YOUR OBJECTIVE: Repeat all of the material below exactly as written, images excluded.

-- BEGIN RECORD SET --

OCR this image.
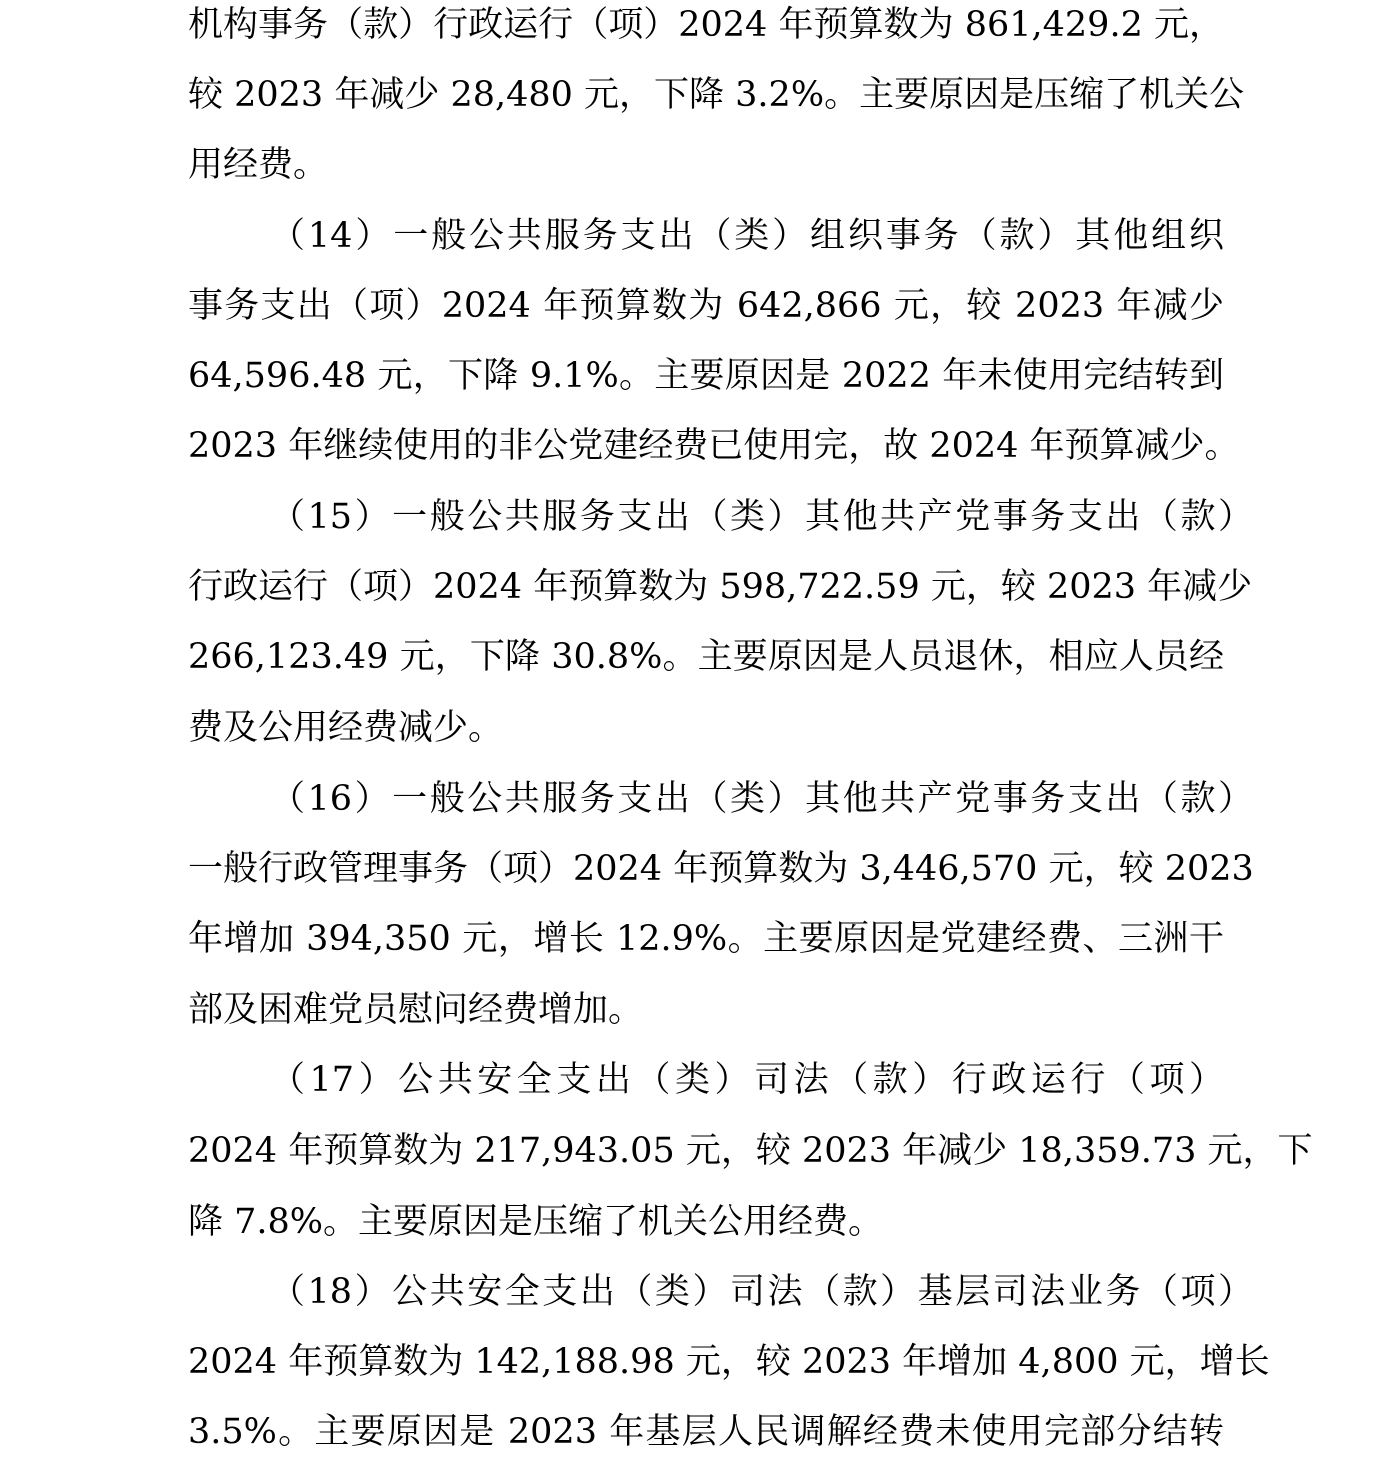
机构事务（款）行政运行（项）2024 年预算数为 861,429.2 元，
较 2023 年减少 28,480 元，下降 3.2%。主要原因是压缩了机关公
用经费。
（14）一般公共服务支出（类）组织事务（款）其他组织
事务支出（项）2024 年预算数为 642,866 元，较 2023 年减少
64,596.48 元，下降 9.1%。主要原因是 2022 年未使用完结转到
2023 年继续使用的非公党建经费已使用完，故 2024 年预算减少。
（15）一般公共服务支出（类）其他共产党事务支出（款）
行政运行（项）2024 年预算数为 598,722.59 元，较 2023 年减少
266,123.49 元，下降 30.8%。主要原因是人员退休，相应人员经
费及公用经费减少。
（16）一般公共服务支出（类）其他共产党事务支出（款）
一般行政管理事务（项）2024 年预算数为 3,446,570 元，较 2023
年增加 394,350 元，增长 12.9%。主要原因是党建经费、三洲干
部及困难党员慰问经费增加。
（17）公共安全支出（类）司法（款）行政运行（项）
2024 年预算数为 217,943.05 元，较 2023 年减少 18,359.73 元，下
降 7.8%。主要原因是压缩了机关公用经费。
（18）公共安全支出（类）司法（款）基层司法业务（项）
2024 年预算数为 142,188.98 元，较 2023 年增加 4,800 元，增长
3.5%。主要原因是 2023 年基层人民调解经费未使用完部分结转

-- END RECORD SET --

THE OUTPUT:
OCR this image.
机构事务（款）行政运行（项）2024 年预算数为 861,429.2 元，
较 2023 年减少 28,480 元，下降 3.2%。主要原因是压缩了机关公
用经费。
（14）一般公共服务支出（类）组织事务（款）其他组织
事务支出（项）2024 年预算数为 642,866 元，较 2023 年减少
64,596.48 元，下降 9.1%。主要原因是 2022 年未使用完结转到
2023 年继续使用的非公党建经费已使用完，故 2024 年预算减少。
（15）一般公共服务支出（类）其他共产党事务支出（款）
行政运行（项）2024 年预算数为 598,722.59 元，较 2023 年减少
266,123.49 元，下降 30.8%。主要原因是人员退休，相应人员经
费及公用经费减少。
（16）一般公共服务支出（类）其他共产党事务支出（款）
一般行政管理事务（项）2024 年预算数为 3,446,570 元，较 2023
年增加 394,350 元，增长 12.9%。主要原因是党建经费、三洲干
部及困难党员慰问经费增加。
（17）公共安全支出（类）司法（款）行政运行（项）
2024 年预算数为 217,943.05 元，较 2023 年减少 18,359.73 元，下
降 7.8%。主要原因是压缩了机关公用经费。
（18）公共安全支出（类）司法（款）基层司法业务（项）
2024 年预算数为 142,188.98 元，较 2023 年增加 4,800 元，增长
3.5%。主要原因是 2023 年基层人民调解经费未使用完部分结转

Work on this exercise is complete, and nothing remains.